--- Begin Given data ---

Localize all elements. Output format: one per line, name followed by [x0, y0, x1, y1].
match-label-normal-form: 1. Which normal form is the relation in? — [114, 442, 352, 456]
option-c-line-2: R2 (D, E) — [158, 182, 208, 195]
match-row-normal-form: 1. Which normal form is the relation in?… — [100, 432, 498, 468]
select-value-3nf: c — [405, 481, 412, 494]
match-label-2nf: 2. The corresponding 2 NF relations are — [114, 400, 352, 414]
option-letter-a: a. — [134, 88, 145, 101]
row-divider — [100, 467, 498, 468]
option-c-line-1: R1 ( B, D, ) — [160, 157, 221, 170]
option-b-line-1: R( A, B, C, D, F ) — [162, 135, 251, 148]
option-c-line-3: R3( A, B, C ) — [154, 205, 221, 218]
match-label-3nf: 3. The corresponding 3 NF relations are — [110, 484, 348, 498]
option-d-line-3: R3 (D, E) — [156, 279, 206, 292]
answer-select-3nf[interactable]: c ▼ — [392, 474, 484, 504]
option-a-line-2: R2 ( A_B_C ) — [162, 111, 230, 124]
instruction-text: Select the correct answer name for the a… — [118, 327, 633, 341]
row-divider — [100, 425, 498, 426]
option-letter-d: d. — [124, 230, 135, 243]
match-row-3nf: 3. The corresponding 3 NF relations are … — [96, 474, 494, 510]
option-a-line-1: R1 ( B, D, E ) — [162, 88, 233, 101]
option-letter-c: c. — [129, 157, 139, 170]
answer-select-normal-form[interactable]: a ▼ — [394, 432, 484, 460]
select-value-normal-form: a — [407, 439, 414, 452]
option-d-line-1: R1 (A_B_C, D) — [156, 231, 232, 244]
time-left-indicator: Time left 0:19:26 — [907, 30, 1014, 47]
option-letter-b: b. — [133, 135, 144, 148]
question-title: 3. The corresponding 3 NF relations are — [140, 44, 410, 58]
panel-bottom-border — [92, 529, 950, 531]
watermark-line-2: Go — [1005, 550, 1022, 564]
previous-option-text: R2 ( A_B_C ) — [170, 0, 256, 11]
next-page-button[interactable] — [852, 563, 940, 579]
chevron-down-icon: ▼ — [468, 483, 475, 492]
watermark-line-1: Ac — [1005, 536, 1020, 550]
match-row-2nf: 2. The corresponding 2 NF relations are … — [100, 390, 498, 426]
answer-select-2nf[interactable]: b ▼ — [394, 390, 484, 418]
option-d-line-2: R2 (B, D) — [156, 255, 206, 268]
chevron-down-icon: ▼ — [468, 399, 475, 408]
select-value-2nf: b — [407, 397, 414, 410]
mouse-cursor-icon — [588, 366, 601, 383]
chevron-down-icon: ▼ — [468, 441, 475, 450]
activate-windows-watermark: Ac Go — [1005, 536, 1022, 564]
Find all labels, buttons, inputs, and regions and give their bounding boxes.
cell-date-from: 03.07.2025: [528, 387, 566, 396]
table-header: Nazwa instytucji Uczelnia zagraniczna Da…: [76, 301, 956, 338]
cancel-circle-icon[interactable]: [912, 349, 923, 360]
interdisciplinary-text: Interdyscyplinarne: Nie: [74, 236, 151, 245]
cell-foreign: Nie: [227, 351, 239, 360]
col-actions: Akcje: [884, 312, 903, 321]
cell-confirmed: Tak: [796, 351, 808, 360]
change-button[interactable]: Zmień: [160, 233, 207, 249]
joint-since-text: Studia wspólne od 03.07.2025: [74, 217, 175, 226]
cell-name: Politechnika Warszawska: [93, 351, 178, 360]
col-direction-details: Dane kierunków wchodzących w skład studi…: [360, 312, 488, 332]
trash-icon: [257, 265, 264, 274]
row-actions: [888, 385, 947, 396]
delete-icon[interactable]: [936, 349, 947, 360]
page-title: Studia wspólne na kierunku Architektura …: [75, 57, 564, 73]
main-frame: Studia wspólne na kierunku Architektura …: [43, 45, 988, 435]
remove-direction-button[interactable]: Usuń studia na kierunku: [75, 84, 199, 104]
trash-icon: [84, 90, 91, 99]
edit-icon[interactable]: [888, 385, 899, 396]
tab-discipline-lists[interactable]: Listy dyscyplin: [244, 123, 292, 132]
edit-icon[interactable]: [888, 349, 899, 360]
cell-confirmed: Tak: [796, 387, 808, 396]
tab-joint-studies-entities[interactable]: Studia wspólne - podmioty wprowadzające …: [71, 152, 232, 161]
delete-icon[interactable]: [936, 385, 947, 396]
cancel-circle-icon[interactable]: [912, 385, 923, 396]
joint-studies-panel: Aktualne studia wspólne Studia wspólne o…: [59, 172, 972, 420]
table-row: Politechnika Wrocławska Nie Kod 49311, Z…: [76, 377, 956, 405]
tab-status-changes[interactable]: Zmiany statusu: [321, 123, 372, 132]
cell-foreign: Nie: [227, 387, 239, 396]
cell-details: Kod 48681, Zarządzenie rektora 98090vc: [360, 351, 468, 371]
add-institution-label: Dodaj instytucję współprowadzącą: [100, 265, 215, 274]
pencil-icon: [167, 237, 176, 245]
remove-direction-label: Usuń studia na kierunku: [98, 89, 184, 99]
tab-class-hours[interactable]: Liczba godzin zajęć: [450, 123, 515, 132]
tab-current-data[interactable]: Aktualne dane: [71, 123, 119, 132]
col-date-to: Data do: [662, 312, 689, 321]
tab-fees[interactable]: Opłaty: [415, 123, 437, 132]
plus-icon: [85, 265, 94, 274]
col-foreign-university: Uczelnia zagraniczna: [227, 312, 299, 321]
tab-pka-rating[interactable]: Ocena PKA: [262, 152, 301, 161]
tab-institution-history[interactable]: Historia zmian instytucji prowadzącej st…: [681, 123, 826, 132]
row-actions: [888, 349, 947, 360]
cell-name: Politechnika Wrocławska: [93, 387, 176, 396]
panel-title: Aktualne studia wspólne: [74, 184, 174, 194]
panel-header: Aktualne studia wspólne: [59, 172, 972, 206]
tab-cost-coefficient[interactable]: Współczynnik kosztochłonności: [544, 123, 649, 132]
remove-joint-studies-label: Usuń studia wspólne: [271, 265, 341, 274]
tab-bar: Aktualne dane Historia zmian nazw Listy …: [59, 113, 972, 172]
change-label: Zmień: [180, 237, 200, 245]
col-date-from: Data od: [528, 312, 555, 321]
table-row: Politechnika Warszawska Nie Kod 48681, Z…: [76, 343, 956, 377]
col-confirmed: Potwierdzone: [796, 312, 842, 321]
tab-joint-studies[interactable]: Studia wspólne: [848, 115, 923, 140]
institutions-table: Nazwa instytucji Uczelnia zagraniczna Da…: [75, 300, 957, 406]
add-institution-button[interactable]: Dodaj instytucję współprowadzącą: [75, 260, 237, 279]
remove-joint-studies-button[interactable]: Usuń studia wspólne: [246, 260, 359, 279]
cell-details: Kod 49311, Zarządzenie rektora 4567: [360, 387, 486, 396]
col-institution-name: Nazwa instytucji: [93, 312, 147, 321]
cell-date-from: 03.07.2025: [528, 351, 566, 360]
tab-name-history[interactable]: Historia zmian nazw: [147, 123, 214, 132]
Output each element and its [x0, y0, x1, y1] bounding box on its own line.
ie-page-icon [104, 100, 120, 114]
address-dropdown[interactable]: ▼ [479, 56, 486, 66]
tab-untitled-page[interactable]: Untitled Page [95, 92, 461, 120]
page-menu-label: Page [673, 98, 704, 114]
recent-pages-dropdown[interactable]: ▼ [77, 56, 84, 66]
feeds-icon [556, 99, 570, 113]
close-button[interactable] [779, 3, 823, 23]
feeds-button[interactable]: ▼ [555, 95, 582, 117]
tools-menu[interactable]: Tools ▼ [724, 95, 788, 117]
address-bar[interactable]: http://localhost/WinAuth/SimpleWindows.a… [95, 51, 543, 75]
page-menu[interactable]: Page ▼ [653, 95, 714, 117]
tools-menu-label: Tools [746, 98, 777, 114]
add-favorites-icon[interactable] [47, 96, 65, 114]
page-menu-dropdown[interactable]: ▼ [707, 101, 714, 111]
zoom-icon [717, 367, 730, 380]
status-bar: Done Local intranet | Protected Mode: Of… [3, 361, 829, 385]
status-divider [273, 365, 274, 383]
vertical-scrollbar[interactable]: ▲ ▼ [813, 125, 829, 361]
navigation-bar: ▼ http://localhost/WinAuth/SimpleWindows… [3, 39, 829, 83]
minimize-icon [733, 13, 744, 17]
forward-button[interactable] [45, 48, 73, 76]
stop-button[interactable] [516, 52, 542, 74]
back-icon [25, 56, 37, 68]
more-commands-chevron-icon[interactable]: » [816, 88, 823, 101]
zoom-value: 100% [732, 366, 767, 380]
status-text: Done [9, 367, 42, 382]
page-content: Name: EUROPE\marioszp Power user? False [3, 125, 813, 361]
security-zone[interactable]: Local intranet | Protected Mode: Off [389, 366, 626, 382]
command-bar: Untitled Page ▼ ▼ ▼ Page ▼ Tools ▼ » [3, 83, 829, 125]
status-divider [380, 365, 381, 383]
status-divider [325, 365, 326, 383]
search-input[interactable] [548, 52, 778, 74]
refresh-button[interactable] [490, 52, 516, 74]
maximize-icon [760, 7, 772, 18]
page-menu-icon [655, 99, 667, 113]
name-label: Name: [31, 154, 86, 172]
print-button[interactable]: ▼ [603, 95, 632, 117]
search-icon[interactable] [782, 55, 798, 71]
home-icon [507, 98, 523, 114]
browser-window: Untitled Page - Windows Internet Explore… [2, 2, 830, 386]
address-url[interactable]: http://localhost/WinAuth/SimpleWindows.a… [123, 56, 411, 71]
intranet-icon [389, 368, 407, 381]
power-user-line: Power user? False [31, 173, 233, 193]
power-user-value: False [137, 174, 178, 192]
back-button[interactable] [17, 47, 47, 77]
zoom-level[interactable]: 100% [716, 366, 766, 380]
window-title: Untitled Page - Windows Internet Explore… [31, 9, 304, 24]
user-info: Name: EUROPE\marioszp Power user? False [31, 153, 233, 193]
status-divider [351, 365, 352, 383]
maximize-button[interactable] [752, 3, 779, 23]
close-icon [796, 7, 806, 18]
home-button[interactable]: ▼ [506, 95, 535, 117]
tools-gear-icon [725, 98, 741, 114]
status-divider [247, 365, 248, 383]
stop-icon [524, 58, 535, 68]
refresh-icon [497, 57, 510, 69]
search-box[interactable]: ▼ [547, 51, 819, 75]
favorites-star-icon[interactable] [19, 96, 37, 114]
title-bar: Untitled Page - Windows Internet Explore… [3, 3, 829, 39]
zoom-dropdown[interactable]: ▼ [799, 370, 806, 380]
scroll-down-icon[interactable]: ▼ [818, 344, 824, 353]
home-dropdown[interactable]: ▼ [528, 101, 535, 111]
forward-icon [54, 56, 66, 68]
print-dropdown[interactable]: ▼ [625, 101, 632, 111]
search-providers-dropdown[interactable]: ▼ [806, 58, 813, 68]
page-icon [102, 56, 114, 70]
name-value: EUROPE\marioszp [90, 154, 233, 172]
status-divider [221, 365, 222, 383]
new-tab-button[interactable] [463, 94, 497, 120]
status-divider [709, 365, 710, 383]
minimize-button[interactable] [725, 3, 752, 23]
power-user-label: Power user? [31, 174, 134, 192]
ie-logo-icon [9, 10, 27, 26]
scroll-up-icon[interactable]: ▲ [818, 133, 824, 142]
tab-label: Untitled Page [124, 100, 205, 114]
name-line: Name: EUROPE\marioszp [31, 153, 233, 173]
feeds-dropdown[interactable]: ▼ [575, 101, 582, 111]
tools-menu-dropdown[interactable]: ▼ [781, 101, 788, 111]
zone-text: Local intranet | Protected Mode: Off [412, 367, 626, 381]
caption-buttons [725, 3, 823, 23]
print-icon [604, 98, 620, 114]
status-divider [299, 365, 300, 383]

--- End Given data ---

» **Problem to work on**:
Copy the records from the start up to and including the line with "option-a-line-1: R1 ( B, D, E", swapping "relations" for "schemas" and changing nothing else.

» **Reply to the exercise**:
Localize all elements. Output format: one per line, name followed by [x0, y0, x1, y1].
match-label-normal-form: 1. Which normal form is the relation in? — [114, 442, 352, 456]
option-c-line-2: R2 (D, E) — [158, 182, 208, 195]
match-row-normal-form: 1. Which normal form is the relation in?… — [100, 432, 498, 468]
select-value-3nf: c — [405, 481, 412, 494]
match-label-2nf: 2. The corresponding 2 NF schemas are — [114, 400, 352, 414]
option-letter-a: a. — [134, 88, 145, 101]
row-divider — [100, 467, 498, 468]
option-c-line-1: R1 ( B, D, ) — [160, 157, 221, 170]
option-b-line-1: R( A, B, C, D, F ) — [162, 135, 251, 148]
option-c-line-3: R3( A, B, C ) — [154, 205, 221, 218]
match-label-3nf: 3. The corresponding 3 NF schemas are — [110, 484, 348, 498]
option-d-line-3: R3 (D, E) — [156, 279, 206, 292]
answer-select-3nf[interactable]: c ▼ — [392, 474, 484, 504]
option-a-line-2: R2 ( A_B_C ) — [162, 111, 230, 124]
instruction-text: Select the correct answer name for the a… — [118, 327, 633, 341]
row-divider — [100, 425, 498, 426]
option-letter-d: d. — [124, 230, 135, 243]
match-row-3nf: 3. The corresponding 3 NF schemas are … — [96, 474, 494, 510]
option-a-line-1: R1 ( B, D, E ) — [162, 88, 233, 101]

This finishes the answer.